[BEGIN Data for processing]

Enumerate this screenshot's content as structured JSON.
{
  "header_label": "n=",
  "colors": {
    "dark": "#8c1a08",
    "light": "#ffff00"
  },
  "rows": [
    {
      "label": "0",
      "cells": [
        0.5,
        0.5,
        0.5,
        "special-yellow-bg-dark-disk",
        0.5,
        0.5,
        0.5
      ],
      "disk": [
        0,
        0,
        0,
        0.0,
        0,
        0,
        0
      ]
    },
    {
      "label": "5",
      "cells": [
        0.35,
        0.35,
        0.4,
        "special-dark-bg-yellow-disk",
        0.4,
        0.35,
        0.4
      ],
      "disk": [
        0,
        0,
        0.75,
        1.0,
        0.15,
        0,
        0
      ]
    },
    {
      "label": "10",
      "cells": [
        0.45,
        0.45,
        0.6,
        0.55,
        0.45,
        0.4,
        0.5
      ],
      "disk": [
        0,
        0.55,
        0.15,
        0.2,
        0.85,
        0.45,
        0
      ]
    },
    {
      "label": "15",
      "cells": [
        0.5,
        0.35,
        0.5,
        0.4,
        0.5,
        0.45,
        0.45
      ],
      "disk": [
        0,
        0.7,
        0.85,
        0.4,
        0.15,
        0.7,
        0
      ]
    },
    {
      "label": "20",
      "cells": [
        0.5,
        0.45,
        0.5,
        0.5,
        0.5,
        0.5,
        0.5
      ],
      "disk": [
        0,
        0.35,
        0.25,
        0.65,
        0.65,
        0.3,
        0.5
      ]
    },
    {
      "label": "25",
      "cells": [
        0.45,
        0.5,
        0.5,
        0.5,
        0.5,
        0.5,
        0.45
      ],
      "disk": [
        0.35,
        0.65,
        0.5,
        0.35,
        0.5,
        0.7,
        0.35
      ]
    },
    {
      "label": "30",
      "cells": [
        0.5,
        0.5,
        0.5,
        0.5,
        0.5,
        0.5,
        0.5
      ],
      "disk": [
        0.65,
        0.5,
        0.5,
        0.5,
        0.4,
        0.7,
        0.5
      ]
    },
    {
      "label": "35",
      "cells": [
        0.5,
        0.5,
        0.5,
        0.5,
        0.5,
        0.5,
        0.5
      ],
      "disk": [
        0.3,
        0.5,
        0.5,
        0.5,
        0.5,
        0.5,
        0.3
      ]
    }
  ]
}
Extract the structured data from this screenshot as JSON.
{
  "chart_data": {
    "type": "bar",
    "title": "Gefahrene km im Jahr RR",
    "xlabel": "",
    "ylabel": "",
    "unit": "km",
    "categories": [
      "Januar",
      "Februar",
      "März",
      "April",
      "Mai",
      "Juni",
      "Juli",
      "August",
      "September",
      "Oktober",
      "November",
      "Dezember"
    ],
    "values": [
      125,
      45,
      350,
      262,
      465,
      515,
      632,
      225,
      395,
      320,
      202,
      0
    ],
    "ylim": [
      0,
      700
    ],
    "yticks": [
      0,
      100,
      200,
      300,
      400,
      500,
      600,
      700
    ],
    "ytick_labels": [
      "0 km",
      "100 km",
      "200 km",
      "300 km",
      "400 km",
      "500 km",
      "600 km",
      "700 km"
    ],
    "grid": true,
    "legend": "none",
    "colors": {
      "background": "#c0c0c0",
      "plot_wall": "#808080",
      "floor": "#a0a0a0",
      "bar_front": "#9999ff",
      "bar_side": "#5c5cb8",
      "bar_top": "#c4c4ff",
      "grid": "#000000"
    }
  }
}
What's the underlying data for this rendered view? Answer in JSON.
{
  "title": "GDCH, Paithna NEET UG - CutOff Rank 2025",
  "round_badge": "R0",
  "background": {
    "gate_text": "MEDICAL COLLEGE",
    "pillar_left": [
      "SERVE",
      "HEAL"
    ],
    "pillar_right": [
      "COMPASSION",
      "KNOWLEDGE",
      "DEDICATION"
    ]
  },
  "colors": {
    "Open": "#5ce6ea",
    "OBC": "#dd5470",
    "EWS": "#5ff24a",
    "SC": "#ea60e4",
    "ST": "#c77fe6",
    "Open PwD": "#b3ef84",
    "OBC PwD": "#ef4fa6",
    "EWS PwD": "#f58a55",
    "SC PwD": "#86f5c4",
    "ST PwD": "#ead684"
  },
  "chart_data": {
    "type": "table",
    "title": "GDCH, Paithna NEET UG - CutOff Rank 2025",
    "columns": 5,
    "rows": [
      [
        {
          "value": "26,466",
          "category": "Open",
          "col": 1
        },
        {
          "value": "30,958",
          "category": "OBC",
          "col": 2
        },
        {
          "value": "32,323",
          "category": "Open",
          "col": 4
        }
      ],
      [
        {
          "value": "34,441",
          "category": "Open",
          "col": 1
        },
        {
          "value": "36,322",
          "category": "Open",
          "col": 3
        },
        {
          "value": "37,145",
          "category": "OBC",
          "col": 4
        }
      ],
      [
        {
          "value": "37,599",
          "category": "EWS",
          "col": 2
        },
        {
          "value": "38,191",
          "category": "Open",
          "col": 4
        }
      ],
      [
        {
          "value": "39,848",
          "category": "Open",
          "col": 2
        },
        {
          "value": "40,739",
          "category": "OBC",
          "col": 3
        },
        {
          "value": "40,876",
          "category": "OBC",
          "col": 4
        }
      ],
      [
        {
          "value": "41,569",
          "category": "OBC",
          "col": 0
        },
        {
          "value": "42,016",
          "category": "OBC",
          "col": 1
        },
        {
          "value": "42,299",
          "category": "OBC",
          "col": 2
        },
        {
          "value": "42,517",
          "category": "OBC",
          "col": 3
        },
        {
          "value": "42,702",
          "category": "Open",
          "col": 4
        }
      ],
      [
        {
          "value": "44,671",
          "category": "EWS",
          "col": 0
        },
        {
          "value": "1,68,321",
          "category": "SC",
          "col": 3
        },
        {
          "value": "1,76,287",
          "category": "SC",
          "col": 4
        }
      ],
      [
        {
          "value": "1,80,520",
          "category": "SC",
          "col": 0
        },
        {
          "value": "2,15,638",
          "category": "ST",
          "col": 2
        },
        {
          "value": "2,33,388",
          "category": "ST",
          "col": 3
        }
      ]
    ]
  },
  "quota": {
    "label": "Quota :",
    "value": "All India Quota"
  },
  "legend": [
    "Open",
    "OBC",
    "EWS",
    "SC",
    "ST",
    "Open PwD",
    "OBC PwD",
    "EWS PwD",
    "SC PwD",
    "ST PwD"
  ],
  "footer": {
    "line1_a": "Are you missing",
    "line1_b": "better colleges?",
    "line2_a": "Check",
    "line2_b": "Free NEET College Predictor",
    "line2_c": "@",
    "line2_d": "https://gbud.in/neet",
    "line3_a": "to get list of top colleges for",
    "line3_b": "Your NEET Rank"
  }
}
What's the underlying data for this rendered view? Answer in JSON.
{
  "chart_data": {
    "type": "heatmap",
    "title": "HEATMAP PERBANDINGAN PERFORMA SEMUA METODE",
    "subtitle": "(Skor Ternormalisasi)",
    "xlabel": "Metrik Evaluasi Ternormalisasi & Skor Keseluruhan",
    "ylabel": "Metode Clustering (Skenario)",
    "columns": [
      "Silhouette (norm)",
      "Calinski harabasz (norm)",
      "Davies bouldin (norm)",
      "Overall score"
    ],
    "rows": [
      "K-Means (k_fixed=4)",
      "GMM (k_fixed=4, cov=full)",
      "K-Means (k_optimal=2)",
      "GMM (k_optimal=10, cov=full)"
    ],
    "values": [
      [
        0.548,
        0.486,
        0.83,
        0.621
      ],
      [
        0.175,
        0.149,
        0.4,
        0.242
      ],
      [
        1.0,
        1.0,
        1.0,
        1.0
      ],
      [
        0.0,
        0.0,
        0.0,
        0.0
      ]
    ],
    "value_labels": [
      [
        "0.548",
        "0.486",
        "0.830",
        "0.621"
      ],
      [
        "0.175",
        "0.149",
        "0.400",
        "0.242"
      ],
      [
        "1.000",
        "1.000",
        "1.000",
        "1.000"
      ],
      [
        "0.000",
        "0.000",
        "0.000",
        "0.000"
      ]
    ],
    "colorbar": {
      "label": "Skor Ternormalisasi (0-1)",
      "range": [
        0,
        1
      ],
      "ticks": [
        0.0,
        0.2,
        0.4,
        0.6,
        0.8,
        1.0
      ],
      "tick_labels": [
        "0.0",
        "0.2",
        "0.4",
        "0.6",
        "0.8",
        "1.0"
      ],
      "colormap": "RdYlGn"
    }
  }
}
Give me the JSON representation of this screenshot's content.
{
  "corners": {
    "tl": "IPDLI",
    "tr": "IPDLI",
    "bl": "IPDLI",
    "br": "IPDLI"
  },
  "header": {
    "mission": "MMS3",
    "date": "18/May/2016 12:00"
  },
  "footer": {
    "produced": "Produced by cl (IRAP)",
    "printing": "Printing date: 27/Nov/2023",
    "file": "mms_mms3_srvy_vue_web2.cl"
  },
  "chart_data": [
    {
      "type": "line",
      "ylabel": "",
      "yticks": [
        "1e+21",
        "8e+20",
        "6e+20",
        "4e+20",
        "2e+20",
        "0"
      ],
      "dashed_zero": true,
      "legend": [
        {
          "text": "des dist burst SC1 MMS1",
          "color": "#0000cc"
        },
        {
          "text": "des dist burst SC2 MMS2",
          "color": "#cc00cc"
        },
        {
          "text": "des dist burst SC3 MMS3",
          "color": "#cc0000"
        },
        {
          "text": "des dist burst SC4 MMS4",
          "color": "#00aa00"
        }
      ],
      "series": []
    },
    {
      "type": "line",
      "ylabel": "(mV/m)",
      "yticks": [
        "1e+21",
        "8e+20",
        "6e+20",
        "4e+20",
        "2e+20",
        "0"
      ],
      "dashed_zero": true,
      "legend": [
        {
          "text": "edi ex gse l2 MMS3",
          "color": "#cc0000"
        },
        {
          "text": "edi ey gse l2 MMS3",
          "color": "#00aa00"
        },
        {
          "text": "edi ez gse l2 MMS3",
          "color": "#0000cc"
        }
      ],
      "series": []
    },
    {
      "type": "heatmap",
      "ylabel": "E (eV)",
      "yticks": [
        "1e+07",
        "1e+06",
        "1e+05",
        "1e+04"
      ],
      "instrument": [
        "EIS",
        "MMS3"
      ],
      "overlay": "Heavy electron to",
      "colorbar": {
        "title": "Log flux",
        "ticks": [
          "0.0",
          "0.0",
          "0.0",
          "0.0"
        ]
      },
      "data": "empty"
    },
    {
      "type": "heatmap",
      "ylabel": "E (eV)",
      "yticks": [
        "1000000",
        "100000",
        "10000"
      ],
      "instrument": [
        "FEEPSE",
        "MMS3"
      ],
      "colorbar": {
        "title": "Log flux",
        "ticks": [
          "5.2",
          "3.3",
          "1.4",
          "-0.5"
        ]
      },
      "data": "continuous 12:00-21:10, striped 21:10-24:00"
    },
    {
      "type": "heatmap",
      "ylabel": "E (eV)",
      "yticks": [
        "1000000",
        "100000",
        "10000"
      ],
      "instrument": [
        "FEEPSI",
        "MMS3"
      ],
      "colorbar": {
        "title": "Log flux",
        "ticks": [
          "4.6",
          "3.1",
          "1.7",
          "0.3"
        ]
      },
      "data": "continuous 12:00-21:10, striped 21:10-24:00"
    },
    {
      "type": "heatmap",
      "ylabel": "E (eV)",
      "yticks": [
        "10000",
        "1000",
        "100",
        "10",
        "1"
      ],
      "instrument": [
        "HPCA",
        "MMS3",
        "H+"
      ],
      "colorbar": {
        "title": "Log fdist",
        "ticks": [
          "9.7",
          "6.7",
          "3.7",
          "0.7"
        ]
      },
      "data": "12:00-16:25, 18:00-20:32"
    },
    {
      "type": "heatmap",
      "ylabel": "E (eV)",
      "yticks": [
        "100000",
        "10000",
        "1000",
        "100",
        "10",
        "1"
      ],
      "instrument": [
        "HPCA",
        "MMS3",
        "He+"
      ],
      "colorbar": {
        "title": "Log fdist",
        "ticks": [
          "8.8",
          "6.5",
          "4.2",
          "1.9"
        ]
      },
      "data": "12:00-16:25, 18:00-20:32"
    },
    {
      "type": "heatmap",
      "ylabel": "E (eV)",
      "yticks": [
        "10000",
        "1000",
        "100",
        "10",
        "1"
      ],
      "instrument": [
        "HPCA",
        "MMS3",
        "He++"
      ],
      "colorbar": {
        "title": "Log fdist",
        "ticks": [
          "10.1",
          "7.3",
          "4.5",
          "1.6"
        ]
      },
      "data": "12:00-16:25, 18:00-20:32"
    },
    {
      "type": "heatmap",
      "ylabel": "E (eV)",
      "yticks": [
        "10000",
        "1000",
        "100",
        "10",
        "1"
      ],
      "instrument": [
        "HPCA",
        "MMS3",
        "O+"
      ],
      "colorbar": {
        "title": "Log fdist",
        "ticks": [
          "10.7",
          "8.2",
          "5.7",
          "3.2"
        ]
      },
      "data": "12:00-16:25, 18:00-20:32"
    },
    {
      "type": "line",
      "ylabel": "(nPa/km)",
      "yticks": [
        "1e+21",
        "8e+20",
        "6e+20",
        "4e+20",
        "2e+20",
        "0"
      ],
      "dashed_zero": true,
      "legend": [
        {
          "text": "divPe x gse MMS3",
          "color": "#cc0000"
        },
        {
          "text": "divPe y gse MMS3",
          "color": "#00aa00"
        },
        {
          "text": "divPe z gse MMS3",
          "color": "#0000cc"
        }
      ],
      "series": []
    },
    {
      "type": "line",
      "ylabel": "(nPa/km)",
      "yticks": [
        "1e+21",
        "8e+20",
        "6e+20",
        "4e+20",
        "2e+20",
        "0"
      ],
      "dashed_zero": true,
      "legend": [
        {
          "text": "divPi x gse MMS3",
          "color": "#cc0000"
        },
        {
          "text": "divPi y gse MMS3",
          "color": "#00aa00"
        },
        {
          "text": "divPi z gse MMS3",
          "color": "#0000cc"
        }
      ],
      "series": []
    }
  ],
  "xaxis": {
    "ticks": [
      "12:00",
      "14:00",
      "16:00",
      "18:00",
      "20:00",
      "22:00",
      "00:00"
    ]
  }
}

[END Data for processing]

Stated exercise :: Pull out every line above that holds the word "JSON".

Expected answer ::
Enumerate this screenshot's content as structured JSON.
Extract the structured data from this screenshot as JSON.
What's the underlying data for this rendered view? Answer in JSON.
What's the underlying data for this rendered view? Answer in JSON.
Give me the JSON representation of this screenshot's content.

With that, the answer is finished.